Exercise objective - Transcribe each record exactly. Include every one.

Exercise input -
-*-
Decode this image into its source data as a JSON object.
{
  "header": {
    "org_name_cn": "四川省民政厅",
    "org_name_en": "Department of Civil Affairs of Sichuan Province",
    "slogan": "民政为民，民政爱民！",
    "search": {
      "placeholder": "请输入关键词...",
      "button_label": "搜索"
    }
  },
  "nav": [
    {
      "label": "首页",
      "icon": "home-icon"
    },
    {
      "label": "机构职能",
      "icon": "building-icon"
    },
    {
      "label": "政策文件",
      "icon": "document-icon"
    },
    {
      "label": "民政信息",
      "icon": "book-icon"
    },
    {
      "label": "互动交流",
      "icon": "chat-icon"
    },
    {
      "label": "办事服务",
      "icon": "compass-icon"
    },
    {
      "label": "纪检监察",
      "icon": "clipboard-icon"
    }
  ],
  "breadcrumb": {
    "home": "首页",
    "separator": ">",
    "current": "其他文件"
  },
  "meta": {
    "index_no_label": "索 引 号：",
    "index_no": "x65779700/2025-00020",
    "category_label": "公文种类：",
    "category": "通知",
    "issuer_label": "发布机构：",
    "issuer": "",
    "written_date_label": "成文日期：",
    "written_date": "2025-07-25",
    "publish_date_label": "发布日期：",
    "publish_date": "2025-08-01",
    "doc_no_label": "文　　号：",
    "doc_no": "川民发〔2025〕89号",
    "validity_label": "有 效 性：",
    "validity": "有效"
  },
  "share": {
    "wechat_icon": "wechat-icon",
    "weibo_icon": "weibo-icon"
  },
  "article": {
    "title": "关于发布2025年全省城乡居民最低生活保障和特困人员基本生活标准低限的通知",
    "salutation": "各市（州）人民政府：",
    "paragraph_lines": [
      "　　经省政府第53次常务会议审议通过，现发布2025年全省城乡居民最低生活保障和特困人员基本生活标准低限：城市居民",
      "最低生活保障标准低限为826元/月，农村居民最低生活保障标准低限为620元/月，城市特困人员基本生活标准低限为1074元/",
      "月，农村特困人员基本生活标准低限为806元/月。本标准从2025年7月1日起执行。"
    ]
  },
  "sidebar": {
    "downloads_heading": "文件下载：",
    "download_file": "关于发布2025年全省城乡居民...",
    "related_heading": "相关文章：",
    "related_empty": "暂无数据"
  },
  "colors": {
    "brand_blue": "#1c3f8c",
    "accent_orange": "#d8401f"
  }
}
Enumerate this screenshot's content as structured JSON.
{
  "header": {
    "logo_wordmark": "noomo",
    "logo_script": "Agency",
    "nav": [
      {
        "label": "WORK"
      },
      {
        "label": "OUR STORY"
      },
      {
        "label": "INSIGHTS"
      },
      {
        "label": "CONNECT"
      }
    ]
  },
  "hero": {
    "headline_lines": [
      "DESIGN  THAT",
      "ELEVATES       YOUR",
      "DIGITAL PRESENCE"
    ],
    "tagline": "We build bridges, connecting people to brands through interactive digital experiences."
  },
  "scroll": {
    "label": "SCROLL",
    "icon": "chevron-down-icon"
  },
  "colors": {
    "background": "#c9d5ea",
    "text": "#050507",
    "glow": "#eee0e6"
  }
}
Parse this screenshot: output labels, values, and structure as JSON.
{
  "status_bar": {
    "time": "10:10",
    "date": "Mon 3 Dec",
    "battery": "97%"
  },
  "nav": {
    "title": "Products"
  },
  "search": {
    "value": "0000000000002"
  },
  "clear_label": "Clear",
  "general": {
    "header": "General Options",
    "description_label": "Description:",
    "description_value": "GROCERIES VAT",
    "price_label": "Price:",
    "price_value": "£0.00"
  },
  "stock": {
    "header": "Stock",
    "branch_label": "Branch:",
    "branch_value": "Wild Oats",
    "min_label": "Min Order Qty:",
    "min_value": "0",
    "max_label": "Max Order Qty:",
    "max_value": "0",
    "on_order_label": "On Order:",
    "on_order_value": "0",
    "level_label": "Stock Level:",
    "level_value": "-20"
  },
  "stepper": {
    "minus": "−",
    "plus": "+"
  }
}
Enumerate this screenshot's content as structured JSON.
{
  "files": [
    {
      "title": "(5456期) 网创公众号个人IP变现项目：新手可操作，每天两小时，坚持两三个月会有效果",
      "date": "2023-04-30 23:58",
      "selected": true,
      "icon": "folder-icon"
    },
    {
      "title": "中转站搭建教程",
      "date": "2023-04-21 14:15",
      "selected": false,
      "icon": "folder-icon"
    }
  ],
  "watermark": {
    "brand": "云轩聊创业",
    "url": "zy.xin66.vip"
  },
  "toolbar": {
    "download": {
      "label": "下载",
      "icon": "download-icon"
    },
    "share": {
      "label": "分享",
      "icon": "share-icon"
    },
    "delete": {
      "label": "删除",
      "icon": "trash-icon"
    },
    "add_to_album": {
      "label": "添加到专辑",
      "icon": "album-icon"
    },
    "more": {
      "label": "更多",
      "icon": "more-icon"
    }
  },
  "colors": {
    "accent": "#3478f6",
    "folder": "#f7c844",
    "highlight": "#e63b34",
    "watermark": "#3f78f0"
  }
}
-*-
Response for this exercise -
Decode this image into its source data as a JSON object.
{
  "header": {
    "org_name_cn": "四川省民政厅",
    "org_name_en": "Department of Civil Affairs of Sichuan Province",
    "slogan": "民政为民，民政爱民！",
    "search": {
      "placeholder": "请输入关键词...",
      "button_label": "搜索"
    }
  },
  "nav": [
    {
      "label": "首页",
      "icon": "home-icon"
    },
    {
      "label": "机构职能",
      "icon": "building-icon"
    },
    {
      "label": "政策文件",
      "icon": "document-icon"
    },
    {
      "label": "民政信息",
      "icon": "book-icon"
    },
    {
      "label": "互动交流",
      "icon": "chat-icon"
    },
    {
      "label": "办事服务",
      "icon": "compass-icon"
    },
    {
      "label": "纪检监察",
      "icon": "clipboard-icon"
    }
  ],
  "breadcrumb": {
    "home": "首页",
    "separator": ">",
    "current": "其他文件"
  },
  "meta": {
    "index_no_label": "索 引 号：",
    "index_no": "x65779700/2025-00020",
    "category_label": "公文种类：",
    "category": "通知",
    "issuer_label": "发布机构：",
    "issuer": "",
    "written_date_label": "成文日期：",
    "written_date": "2025-07-25",
    "publish_date_label": "发布日期：",
    "publish_date": "2025-08-01",
    "doc_no_label": "文　　号：",
    "doc_no": "川民发〔2025〕89号",
    "validity_label": "有 效 性：",
    "validity": "有效"
  },
  "share": {
    "wechat_icon": "wechat-icon",
    "weibo_icon": "weibo-icon"
  },
  "article": {
    "title": "关于发布2025年全省城乡居民最低生活保障和特困人员基本生活标准低限的通知",
    "salutation": "各市（州）人民政府：",
    "paragraph_lines": [
      "　　经省政府第53次常务会议审议通过，现发布2025年全省城乡居民最低生活保障和特困人员基本生活标准低限：城市居民",
      "最低生活保障标准低限为826元/月，农村居民最低生活保障标准低限为620元/月，城市特困人员基本生活标准低限为1074元/",
      "月，农村特困人员基本生活标准低限为806元/月。本标准从2025年7月1日起执行。"
    ]
  },
  "sidebar": {
    "downloads_heading": "文件下载：",
    "download_file": "关于发布2025年全省城乡居民...",
    "related_heading": "相关文章：",
    "related_empty": "暂无数据"
  },
  "colors": {
    "brand_blue": "#1c3f8c",
    "accent_orange": "#d8401f"
  }
}
Enumerate this screenshot's content as structured JSON.
{
  "header": {
    "logo_wordmark": "noomo",
    "logo_script": "Agency",
    "nav": [
      {
        "label": "WORK"
      },
      {
        "label": "OUR STORY"
      },
      {
        "label": "INSIGHTS"
      },
      {
        "label": "CONNECT"
      }
    ]
  },
  "hero": {
    "headline_lines": [
      "DESIGN  THAT",
      "ELEVATES       YOUR",
      "DIGITAL PRESENCE"
    ],
    "tagline": "We build bridges, connecting people to brands through interactive digital experiences."
  },
  "scroll": {
    "label": "SCROLL",
    "icon": "chevron-down-icon"
  },
  "colors": {
    "background": "#c9d5ea",
    "text": "#050507",
    "glow": "#eee0e6"
  }
}
Parse this screenshot: output labels, values, and structure as JSON.
{
  "status_bar": {
    "time": "10:10",
    "date": "Mon 3 Dec",
    "battery": "97%"
  },
  "nav": {
    "title": "Products"
  },
  "search": {
    "value": "0000000000002"
  },
  "clear_label": "Clear",
  "general": {
    "header": "General Options",
    "description_label": "Description:",
    "description_value": "GROCERIES VAT",
    "price_label": "Price:",
    "price_value": "£0.00"
  },
  "stock": {
    "header": "Stock",
    "branch_label": "Branch:",
    "branch_value": "Wild Oats",
    "min_label": "Min Order Qty:",
    "min_value": "0",
    "max_label": "Max Order Qty:",
    "max_value": "0",
    "on_order_label": "On Order:",
    "on_order_value": "0",
    "level_label": "Stock Level:",
    "level_value": "-20"
  },
  "stepper": {
    "minus": "−",
    "plus": "+"
  }
}
Enumerate this screenshot's content as structured JSON.
{
  "files": [
    {
      "title": "(5456期) 网创公众号个人IP变现项目：新手可操作，每天两小时，坚持两三个月会有效果",
      "date": "2023-04-30 23:58",
      "selected": true,
      "icon": "folder-icon"
    },
    {
      "title": "中转站搭建教程",
      "date": "2023-04-21 14:15",
      "selected": false,
      "icon": "folder-icon"
    }
  ],
  "watermark": {
    "brand": "云轩聊创业",
    "url": "zy.xin66.vip"
  },
  "toolbar": {
    "download": {
      "label": "下载",
      "icon": "download-icon"
    },
    "share": {
      "label": "分享",
      "icon": "share-icon"
    },
    "delete": {
      "label": "删除",
      "icon": "trash-icon"
    },
    "add_to_album": {
      "label": "添加到专辑",
      "icon": "album-icon"
    },
    "more": {
      "label": "更多",
      "icon": "more-icon"
    }
  },
  "colors": {
    "accent": "#3478f6",
    "folder": "#f7c844",
    "highlight": "#e63b34",
    "watermark": "#3f78f0"
  }
}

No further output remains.